INSTRUCTION:
Gather from the listing below each line that includes the word "محال", and copy it.

☆ ☆ ☆ ☆ ☆

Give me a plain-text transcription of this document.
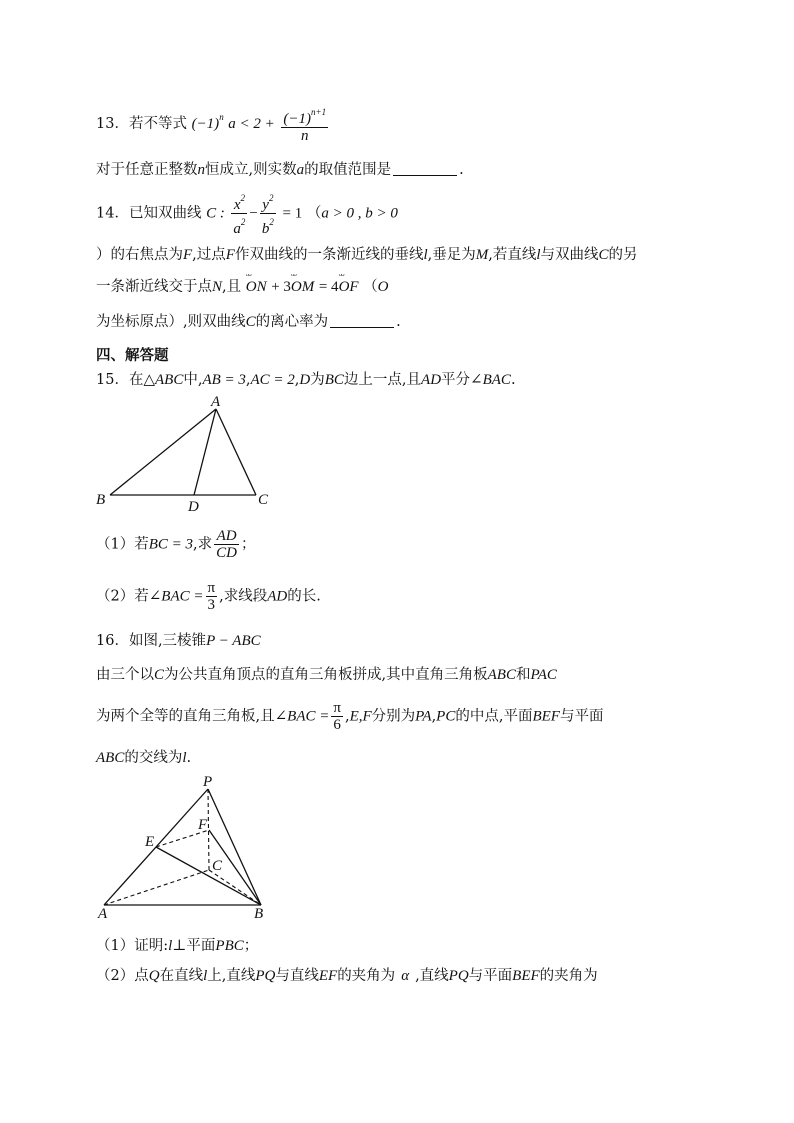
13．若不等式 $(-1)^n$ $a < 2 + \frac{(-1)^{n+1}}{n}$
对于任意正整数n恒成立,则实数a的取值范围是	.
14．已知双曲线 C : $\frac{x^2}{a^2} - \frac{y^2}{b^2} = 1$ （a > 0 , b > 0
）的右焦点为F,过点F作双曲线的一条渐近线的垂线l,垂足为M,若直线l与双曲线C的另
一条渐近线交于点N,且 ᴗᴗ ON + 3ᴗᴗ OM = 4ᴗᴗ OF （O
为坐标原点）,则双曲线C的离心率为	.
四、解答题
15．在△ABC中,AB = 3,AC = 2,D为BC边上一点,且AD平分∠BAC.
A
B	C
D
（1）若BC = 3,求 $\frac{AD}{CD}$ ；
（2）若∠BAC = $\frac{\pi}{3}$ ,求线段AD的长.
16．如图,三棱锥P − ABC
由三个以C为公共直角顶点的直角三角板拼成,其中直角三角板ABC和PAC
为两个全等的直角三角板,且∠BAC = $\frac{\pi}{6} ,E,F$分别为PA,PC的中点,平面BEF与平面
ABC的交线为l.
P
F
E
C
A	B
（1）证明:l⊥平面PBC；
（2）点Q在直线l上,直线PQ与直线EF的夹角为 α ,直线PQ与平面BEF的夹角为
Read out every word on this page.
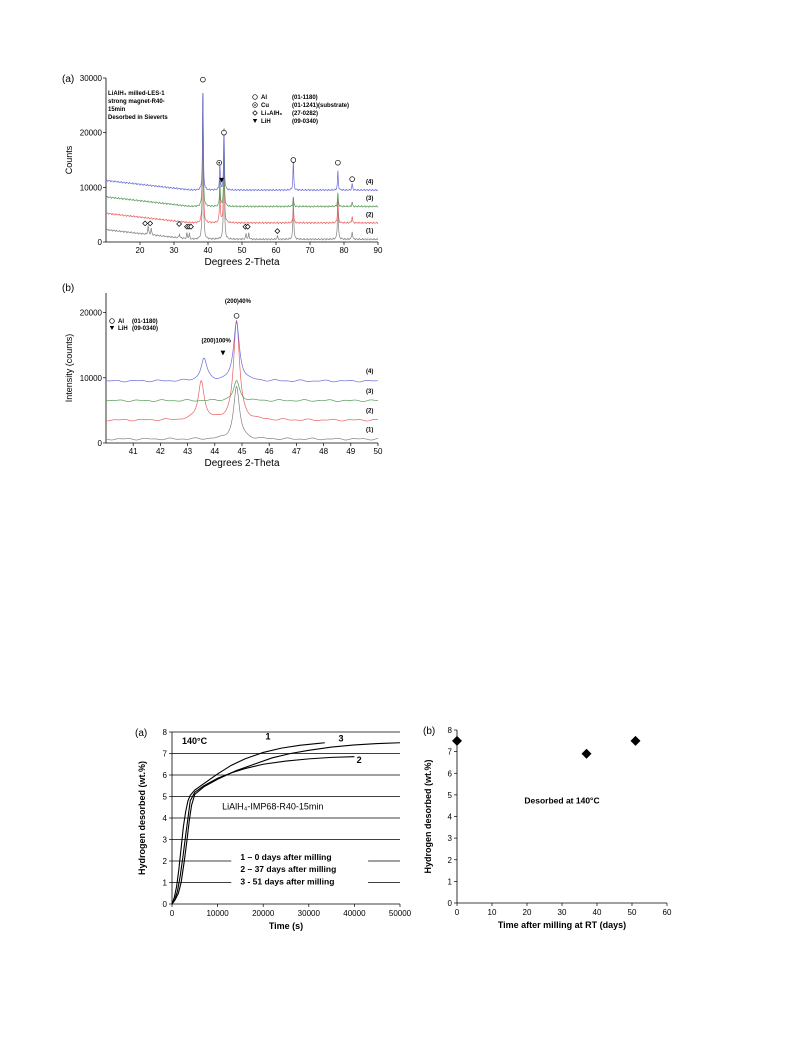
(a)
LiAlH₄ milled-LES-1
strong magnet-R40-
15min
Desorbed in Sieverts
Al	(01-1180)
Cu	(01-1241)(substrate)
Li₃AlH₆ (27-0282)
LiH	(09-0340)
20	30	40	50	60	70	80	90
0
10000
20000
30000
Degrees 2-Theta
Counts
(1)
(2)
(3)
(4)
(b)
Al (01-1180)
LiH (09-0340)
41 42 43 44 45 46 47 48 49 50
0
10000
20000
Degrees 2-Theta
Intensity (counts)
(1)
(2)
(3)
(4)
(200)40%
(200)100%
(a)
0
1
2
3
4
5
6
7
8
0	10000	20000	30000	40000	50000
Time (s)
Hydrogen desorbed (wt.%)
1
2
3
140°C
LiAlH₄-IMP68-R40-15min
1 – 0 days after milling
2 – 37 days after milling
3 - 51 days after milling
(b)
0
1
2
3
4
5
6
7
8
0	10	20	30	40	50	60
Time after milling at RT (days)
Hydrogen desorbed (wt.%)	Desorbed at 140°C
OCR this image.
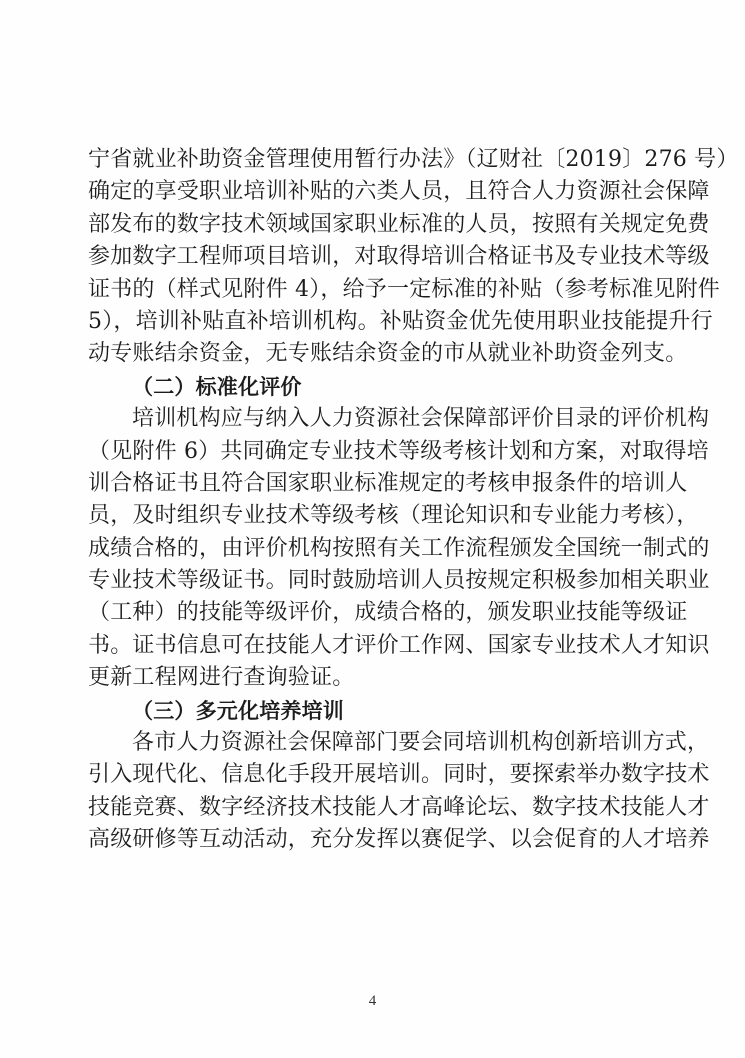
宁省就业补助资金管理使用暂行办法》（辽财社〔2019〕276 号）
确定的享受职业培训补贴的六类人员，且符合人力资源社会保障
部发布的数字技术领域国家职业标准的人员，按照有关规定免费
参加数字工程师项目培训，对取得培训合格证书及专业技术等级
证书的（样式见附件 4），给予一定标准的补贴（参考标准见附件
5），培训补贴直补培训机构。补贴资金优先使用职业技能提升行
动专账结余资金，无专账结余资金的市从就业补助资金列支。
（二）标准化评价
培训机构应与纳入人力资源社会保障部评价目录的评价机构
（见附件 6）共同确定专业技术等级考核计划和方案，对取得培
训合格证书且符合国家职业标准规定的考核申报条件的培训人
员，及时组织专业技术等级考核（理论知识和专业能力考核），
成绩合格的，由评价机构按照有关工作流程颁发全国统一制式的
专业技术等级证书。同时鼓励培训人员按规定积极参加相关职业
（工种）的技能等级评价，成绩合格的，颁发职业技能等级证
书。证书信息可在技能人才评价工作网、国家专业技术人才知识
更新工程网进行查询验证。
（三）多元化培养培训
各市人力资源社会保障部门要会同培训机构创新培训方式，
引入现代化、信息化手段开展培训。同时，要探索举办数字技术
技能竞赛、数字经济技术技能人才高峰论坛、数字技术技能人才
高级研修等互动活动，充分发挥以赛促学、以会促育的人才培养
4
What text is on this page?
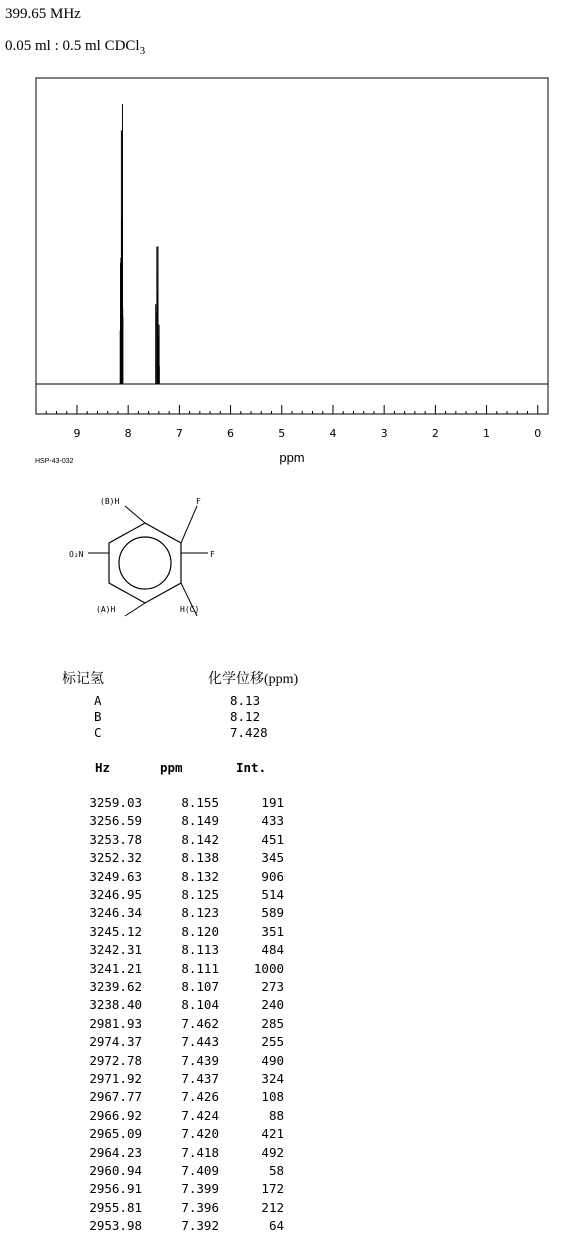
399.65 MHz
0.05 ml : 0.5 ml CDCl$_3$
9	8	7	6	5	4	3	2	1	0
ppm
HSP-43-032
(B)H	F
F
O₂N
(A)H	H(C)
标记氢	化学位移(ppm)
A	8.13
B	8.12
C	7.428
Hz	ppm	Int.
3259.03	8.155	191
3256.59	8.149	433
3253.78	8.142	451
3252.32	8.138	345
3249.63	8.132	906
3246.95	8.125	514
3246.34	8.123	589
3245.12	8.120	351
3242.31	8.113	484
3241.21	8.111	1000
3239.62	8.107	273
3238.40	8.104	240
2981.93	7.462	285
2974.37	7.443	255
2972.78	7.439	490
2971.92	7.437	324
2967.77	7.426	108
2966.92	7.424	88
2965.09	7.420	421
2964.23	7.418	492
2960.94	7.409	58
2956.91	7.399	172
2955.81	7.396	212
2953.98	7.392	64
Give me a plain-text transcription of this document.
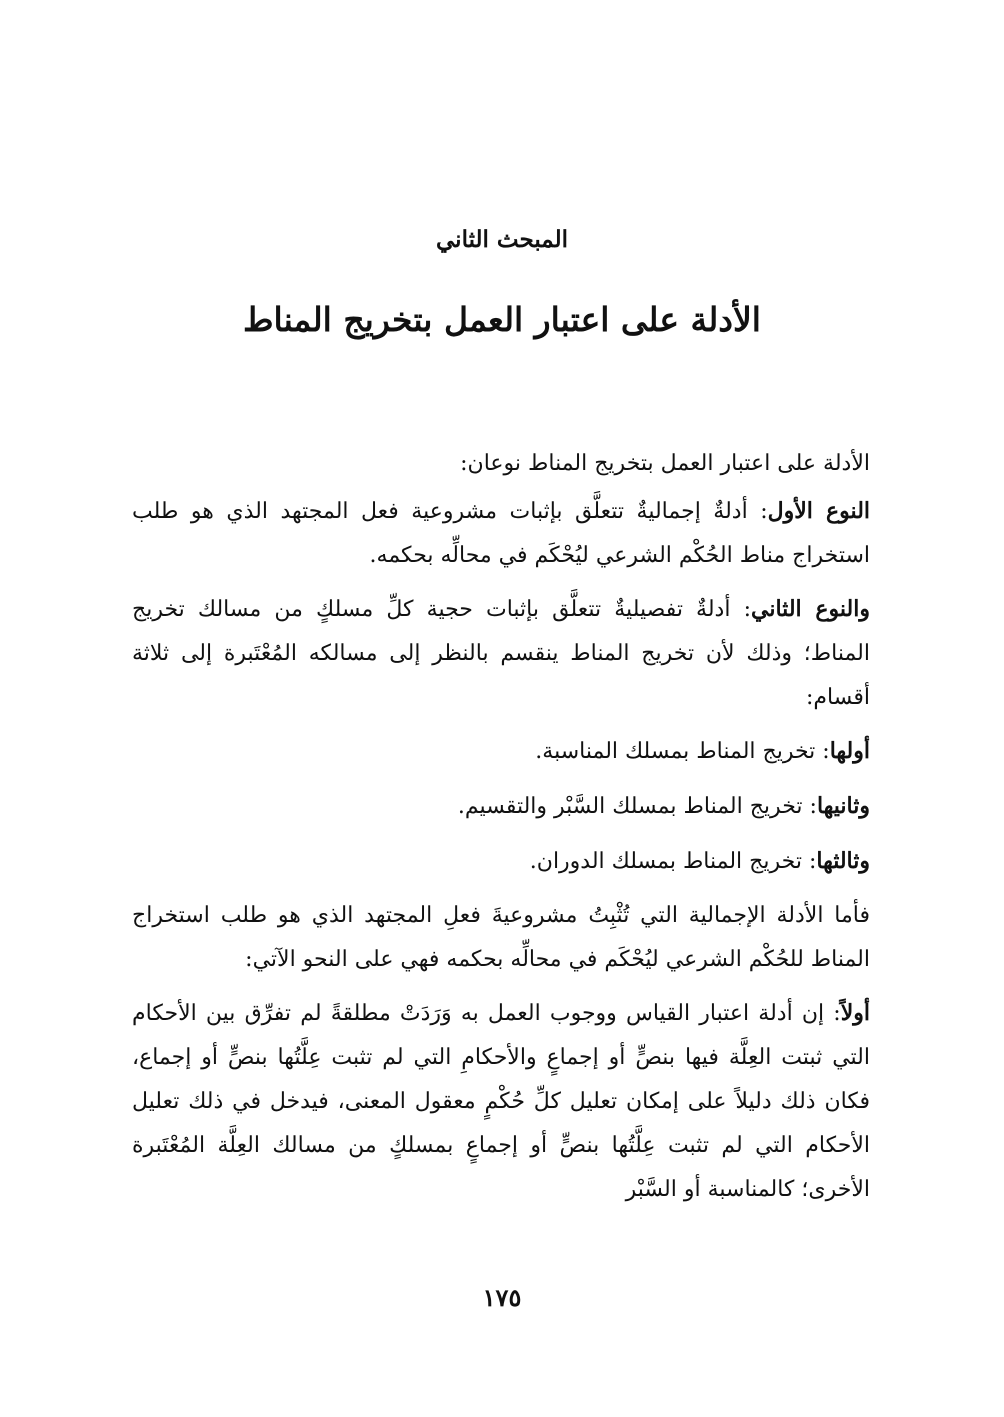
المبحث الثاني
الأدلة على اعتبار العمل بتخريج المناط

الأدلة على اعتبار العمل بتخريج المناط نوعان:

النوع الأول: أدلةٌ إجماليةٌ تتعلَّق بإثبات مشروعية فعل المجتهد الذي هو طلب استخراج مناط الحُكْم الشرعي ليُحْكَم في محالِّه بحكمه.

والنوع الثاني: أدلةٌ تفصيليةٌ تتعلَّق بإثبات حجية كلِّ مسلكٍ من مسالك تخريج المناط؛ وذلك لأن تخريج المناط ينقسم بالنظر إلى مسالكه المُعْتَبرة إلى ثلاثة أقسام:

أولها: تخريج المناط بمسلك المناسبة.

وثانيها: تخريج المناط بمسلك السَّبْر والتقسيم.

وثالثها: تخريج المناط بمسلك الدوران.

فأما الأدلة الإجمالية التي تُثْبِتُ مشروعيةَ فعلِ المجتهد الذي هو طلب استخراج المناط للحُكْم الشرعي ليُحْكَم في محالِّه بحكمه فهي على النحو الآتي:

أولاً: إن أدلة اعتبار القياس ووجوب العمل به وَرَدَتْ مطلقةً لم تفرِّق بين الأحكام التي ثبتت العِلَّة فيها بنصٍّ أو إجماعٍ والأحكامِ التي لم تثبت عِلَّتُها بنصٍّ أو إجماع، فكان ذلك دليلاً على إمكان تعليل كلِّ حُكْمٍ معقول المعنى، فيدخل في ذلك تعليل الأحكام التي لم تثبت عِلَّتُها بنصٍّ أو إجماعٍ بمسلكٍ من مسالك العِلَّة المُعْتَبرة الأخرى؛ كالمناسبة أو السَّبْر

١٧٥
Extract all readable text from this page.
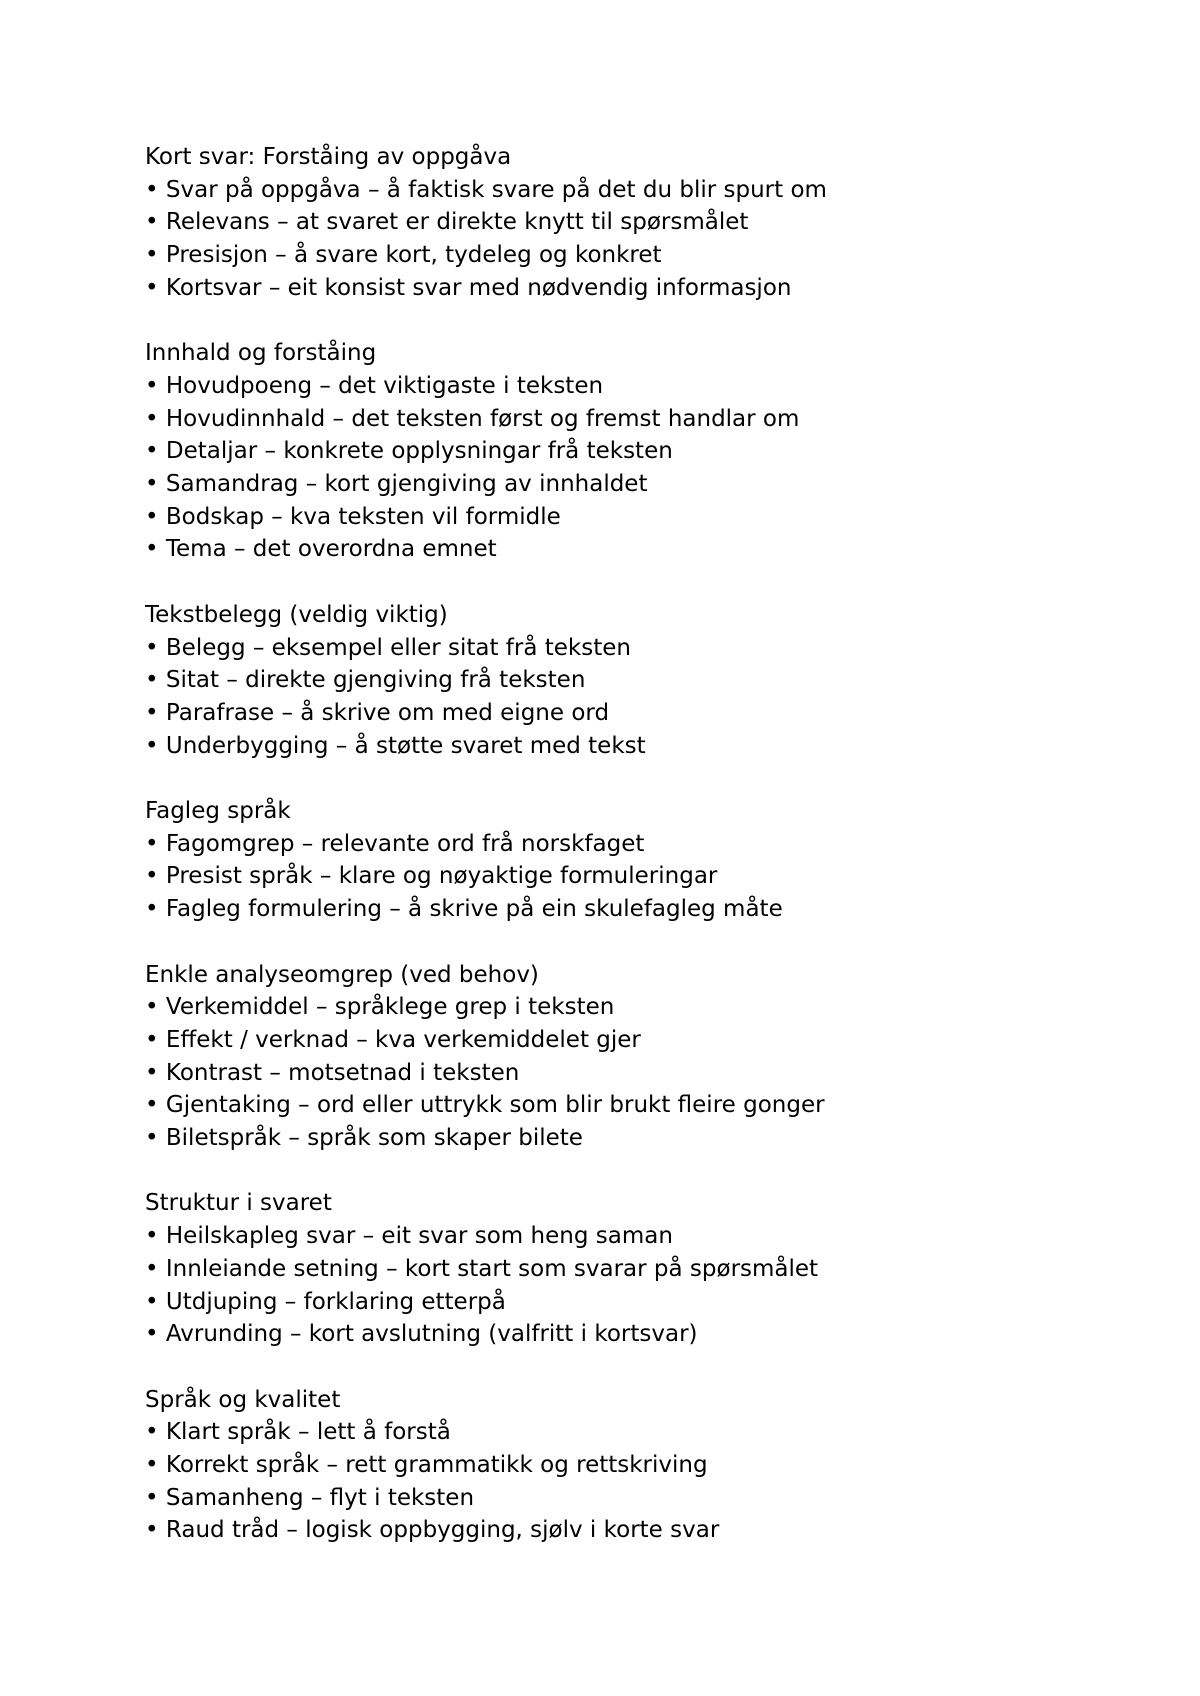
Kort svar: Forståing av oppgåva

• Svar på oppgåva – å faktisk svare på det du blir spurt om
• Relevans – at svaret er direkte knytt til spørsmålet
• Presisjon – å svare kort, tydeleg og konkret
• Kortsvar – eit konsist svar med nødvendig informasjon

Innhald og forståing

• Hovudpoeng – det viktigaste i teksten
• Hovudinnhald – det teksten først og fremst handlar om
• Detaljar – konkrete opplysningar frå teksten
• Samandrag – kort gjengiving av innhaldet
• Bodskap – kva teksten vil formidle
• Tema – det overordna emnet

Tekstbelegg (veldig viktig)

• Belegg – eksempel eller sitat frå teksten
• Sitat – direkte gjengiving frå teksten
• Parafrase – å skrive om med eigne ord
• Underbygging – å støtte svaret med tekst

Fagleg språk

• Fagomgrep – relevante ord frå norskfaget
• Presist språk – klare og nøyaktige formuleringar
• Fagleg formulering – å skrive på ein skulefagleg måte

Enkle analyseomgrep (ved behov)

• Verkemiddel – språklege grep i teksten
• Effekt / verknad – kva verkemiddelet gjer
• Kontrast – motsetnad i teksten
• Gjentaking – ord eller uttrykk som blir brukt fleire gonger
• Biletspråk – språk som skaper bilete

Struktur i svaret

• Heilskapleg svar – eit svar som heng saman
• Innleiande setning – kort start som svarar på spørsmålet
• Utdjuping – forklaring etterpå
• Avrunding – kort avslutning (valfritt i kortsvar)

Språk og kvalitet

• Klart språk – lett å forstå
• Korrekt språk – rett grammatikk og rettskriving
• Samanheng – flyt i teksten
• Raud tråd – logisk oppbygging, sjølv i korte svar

☆ ☆ ☆ ☆ ☆

SOLUTION TO THE EXERCISE:
النوع الأول: أدلةٌ إجماليةٌ تتعلَّق بإثبات مشروعية فعل المجتهد الذي هو طلب استخراج مناط الحُكْم الشرعي ليُحْكَم في محالِّه بحكمه.
فأما الأدلة الإجمالية التي تُثْبِتُ مشروعيةَ فعلِ المجتهد الذي هو طلب استخراج المناط للحُكْم الشرعي ليُحْكَم في محالِّه بحكمه فهي على النحو الآتي:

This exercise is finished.